### Task to carry out:
Collect each line of the entries that holds the string "ขอให".

--- START OF Record extracts ---

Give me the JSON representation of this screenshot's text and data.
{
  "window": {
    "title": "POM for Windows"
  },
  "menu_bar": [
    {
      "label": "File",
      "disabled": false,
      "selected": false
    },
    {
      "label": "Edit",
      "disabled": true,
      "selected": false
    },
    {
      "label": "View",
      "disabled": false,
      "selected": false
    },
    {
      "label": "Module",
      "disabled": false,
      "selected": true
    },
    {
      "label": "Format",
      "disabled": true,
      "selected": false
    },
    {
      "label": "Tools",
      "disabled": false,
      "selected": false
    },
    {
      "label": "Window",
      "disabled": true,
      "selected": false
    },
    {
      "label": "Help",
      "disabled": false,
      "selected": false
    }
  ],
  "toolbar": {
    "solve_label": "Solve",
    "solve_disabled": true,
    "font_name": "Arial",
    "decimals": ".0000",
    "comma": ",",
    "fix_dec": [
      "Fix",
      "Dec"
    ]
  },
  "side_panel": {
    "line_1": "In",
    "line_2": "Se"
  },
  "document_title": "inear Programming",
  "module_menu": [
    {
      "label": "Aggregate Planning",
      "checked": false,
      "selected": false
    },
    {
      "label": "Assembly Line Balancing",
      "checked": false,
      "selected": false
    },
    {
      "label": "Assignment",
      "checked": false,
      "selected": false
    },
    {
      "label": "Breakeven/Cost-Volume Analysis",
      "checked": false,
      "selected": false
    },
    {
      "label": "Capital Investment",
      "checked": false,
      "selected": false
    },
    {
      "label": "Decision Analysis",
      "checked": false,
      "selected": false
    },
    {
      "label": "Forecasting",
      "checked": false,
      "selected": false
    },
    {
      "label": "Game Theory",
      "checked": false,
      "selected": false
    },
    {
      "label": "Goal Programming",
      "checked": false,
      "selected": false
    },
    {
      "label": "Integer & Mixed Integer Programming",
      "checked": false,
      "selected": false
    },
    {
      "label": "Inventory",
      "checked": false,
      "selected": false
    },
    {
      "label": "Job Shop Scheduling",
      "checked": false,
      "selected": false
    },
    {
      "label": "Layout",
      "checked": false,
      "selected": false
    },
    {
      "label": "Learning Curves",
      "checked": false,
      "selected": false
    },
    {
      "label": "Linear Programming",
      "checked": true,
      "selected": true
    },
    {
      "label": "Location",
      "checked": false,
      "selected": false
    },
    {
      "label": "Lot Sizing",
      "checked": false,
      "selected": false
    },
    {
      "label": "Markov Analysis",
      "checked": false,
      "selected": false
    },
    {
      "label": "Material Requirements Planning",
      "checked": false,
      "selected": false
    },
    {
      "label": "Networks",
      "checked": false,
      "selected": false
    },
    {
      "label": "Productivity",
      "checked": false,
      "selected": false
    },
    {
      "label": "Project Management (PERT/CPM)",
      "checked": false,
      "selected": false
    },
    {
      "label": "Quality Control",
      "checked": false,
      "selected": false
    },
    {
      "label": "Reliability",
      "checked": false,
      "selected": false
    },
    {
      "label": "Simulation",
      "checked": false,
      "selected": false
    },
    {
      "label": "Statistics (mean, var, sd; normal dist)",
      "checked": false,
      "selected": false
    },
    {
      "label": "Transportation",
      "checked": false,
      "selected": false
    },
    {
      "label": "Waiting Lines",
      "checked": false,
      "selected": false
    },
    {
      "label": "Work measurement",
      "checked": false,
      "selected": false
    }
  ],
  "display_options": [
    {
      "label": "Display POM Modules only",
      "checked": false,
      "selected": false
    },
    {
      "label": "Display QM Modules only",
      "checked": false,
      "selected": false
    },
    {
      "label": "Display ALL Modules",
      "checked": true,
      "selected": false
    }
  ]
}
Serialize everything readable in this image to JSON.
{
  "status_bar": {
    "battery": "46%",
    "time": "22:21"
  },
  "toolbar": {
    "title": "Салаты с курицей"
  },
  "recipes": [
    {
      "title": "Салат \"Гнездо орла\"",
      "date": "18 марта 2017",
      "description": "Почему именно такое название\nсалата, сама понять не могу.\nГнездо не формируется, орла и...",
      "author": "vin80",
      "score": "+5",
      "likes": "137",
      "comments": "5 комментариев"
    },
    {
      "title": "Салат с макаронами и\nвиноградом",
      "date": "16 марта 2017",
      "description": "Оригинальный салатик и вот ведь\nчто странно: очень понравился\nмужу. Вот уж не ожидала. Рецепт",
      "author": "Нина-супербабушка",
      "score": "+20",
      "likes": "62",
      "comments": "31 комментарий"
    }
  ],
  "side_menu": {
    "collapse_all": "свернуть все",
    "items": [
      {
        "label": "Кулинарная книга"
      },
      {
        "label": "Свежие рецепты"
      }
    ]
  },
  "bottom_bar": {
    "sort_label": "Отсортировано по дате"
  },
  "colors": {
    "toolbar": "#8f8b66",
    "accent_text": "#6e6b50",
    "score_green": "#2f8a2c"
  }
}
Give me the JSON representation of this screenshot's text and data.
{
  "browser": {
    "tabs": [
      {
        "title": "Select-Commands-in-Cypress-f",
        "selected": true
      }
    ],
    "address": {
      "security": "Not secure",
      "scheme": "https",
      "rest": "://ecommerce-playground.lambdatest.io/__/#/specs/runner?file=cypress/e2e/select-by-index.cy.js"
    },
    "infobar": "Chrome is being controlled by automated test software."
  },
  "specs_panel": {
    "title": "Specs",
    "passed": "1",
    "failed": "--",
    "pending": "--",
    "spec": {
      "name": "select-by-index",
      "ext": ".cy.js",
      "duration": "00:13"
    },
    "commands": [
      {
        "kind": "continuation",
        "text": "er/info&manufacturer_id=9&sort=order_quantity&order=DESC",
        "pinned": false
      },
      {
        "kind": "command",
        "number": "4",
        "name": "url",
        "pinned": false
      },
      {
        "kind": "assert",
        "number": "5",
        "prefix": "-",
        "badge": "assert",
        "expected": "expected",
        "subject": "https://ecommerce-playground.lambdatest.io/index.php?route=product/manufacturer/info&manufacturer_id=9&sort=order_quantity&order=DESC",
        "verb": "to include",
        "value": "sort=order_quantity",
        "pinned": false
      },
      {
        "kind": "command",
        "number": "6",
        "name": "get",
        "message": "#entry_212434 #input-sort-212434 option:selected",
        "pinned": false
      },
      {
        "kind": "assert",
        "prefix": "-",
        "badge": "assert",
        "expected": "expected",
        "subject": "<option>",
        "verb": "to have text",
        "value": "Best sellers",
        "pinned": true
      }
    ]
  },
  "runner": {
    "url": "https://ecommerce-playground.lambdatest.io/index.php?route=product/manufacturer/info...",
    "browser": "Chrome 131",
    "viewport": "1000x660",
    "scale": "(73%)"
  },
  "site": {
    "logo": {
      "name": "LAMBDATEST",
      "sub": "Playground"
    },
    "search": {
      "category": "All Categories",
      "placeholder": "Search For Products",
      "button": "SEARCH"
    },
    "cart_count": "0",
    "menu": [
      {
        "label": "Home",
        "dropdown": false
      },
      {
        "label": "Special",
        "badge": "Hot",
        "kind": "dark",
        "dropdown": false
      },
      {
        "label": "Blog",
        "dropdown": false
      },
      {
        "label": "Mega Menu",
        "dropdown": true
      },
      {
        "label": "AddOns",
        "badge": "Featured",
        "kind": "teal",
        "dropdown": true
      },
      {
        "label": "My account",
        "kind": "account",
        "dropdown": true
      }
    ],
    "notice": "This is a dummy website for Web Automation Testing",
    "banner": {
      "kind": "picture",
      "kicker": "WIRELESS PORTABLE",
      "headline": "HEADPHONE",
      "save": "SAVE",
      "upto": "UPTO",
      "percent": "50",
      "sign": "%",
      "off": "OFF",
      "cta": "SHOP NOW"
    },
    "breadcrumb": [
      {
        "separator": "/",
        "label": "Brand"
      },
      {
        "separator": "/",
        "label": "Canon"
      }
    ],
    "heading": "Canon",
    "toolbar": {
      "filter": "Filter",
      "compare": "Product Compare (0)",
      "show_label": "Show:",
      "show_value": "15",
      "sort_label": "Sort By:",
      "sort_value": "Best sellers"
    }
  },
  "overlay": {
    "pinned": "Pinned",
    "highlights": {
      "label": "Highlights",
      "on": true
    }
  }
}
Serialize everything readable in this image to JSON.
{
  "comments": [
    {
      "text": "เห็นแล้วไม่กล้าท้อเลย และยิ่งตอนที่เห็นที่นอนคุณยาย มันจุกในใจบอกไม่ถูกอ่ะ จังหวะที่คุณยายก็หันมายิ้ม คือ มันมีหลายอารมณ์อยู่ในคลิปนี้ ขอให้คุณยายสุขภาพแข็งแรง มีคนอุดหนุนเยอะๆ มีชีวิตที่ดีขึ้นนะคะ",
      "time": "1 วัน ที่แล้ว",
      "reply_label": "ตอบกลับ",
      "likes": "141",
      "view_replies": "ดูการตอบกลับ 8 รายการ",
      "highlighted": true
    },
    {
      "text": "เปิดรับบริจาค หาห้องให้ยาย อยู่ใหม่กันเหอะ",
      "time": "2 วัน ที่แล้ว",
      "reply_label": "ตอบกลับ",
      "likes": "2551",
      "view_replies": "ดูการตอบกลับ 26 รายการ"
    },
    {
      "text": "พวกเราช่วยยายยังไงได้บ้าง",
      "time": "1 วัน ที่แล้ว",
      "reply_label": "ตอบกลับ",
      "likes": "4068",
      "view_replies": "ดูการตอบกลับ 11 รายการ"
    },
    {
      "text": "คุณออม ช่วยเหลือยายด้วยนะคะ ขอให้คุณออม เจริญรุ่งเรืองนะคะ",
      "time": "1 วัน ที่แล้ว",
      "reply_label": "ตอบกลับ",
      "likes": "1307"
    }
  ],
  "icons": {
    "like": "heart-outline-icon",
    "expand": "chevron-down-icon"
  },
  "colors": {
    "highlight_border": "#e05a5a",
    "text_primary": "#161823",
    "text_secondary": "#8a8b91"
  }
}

--- END OF Record extracts ---

### Result:
      "text": "เห็นแล้วไม่กล้าท้อเลย และยิ่งตอนที่เห็นที่นอนคุณยาย มันจุกในใจบอกไม่ถูกอ่ะ จังหวะที่คุณยายก็หันมายิ้ม คือ มันมีหลายอารมณ์อยู่ในคลิปนี้ ขอให้คุณยายสุขภาพแข็งแรง มีคนอุดหนุนเยอะๆ มีชีวิตที่ดีขึ้นนะคะ",
      "text": "คุณออม ช่วยเหลือยายด้วยนะคะ ขอให้คุณออม เจริญรุ่งเรืองนะคะ",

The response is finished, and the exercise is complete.